Exercise task
Your task is to transcribe the data in full.

Material for the task
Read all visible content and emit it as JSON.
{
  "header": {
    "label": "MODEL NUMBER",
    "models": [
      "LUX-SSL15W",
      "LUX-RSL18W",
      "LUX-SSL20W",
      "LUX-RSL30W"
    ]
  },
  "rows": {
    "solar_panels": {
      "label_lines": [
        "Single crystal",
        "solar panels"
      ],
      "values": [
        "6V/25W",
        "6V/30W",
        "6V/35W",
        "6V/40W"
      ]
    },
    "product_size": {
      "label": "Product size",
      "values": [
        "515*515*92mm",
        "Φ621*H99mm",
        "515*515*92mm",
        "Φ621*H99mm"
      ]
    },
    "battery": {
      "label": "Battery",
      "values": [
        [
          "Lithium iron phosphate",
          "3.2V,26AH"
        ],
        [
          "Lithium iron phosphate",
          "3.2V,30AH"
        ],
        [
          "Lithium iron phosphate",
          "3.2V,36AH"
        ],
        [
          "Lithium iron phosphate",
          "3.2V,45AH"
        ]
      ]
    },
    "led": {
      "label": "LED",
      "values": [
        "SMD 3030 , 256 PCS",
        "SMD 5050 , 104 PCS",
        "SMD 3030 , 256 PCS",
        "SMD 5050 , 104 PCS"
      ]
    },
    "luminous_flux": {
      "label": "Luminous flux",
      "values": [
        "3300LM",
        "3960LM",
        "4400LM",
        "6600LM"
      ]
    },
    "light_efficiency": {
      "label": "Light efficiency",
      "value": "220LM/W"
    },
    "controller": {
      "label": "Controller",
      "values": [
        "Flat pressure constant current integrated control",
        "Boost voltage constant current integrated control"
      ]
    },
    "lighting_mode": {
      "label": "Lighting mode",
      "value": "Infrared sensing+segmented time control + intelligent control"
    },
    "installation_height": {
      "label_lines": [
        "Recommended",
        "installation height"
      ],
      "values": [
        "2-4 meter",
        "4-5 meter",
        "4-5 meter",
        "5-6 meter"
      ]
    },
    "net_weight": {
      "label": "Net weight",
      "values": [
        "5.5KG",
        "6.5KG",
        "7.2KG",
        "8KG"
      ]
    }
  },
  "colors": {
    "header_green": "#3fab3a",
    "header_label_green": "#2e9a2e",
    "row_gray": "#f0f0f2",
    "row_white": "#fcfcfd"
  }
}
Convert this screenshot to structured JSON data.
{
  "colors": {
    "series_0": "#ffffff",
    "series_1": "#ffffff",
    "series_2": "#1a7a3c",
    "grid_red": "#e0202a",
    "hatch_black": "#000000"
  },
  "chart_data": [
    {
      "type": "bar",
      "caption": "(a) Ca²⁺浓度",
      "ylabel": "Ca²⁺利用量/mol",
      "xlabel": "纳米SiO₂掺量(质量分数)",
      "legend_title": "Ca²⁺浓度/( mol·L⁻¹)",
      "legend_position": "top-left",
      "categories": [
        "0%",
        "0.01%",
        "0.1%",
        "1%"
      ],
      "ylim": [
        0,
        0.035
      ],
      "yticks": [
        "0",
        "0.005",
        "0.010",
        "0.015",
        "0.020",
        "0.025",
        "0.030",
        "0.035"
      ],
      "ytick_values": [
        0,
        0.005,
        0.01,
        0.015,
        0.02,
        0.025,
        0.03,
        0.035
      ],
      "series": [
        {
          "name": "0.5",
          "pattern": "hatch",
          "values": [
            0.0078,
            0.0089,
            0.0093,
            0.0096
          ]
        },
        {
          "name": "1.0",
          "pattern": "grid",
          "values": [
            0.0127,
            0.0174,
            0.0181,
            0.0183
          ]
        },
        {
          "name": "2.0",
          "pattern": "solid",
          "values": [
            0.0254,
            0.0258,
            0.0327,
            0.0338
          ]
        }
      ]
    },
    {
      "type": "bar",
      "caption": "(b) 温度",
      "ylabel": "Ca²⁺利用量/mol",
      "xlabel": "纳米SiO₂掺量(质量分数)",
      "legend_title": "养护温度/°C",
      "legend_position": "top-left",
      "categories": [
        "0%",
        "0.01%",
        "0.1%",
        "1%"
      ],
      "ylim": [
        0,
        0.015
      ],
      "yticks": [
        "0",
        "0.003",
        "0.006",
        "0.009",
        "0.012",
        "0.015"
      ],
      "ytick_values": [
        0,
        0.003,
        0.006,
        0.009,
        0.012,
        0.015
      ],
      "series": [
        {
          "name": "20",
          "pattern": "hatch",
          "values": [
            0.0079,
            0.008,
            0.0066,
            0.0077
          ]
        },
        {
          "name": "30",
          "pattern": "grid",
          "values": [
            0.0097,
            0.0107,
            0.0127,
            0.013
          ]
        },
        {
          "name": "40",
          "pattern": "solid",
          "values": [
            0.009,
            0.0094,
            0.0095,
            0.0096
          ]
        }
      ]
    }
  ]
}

Reply
Read all visible content and emit it as JSON.
{
  "header": {
    "label": "MODEL NUMBER",
    "models": [
      "LUX-SSL15W",
      "LUX-RSL18W",
      "LUX-SSL20W",
      "LUX-RSL30W"
    ]
  },
  "rows": {
    "solar_panels": {
      "label_lines": [
        "Single crystal",
        "solar panels"
      ],
      "values": [
        "6V/25W",
        "6V/30W",
        "6V/35W",
        "6V/40W"
      ]
    },
    "product_size": {
      "label": "Product size",
      "values": [
        "515*515*92mm",
        "Φ621*H99mm",
        "515*515*92mm",
        "Φ621*H99mm"
      ]
    },
    "battery": {
      "label": "Battery",
      "values": [
        [
          "Lithium iron phosphate",
          "3.2V,26AH"
        ],
        [
          "Lithium iron phosphate",
          "3.2V,30AH"
        ],
        [
          "Lithium iron phosphate",
          "3.2V,36AH"
        ],
        [
          "Lithium iron phosphate",
          "3.2V,45AH"
        ]
      ]
    },
    "led": {
      "label": "LED",
      "values": [
        "SMD 3030 , 256 PCS",
        "SMD 5050 , 104 PCS",
        "SMD 3030 , 256 PCS",
        "SMD 5050 , 104 PCS"
      ]
    },
    "luminous_flux": {
      "label": "Luminous flux",
      "values": [
        "3300LM",
        "3960LM",
        "4400LM",
        "6600LM"
      ]
    },
    "light_efficiency": {
      "label": "Light efficiency",
      "value": "220LM/W"
    },
    "controller": {
      "label": "Controller",
      "values": [
        "Flat pressure constant current integrated control",
        "Boost voltage constant current integrated control"
      ]
    },
    "lighting_mode": {
      "label": "Lighting mode",
      "value": "Infrared sensing+segmented time control + intelligent control"
    },
    "installation_height": {
      "label_lines": [
        "Recommended",
        "installation height"
      ],
      "values": [
        "2-4 meter",
        "4-5 meter",
        "4-5 meter",
        "5-6 meter"
      ]
    },
    "net_weight": {
      "label": "Net weight",
      "values": [
        "5.5KG",
        "6.5KG",
        "7.2KG",
        "8KG"
      ]
    }
  },
  "colors": {
    "header_green": "#3fab3a",
    "header_label_green": "#2e9a2e",
    "row_gray": "#f0f0f2",
    "row_white": "#fcfcfd"
  }
}
Convert this screenshot to structured JSON data.
{
  "colors": {
    "series_0": "#ffffff",
    "series_1": "#ffffff",
    "series_2": "#1a7a3c",
    "grid_red": "#e0202a",
    "hatch_black": "#000000"
  },
  "chart_data": [
    {
      "type": "bar",
      "caption": "(a) Ca²⁺浓度",
      "ylabel": "Ca²⁺利用量/mol",
      "xlabel": "纳米SiO₂掺量(质量分数)",
      "legend_title": "Ca²⁺浓度/( mol·L⁻¹)",
      "legend_position": "top-left",
      "categories": [
        "0%",
        "0.01%",
        "0.1%",
        "1%"
      ],
      "ylim": [
        0,
        0.035
      ],
      "yticks": [
        "0",
        "0.005",
        "0.010",
        "0.015",
        "0.020",
        "0.025",
        "0.030",
        "0.035"
      ],
      "ytick_values": [
        0,
        0.005,
        0.01,
        0.015,
        0.02,
        0.025,
        0.03,
        0.035
      ],
      "series": [
        {
          "name": "0.5",
          "pattern": "hatch",
          "values": [
            0.0078,
            0.0089,
            0.0093,
            0.0096
          ]
        },
        {
          "name": "1.0",
          "pattern": "grid",
          "values": [
            0.0127,
            0.0174,
            0.0181,
            0.0183
          ]
        },
        {
          "name": "2.0",
          "pattern": "solid",
          "values": [
            0.0254,
            0.0258,
            0.0327,
            0.0338
          ]
        }
      ]
    },
    {
      "type": "bar",
      "caption": "(b) 温度",
      "ylabel": "Ca²⁺利用量/mol",
      "xlabel": "纳米SiO₂掺量(质量分数)",
      "legend_title": "养护温度/°C",
      "legend_position": "top-left",
      "categories": [
        "0%",
        "0.01%",
        "0.1%",
        "1%"
      ],
      "ylim": [
        0,
        0.015
      ],
      "yticks": [
        "0",
        "0.003",
        "0.006",
        "0.009",
        "0.012",
        "0.015"
      ],
      "ytick_values": [
        0,
        0.003,
        0.006,
        0.009,
        0.012,
        0.015
      ],
      "series": [
        {
          "name": "20",
          "pattern": "hatch",
          "values": [
            0.0079,
            0.008,
            0.0066,
            0.0077
          ]
        },
        {
          "name": "30",
          "pattern": "grid",
          "values": [
            0.0097,
            0.0107,
            0.0127,
            0.013
          ]
        },
        {
          "name": "40",
          "pattern": "solid",
          "values": [
            0.009,
            0.0094,
            0.0095,
            0.0096
          ]
        }
      ]
    }
  ]
}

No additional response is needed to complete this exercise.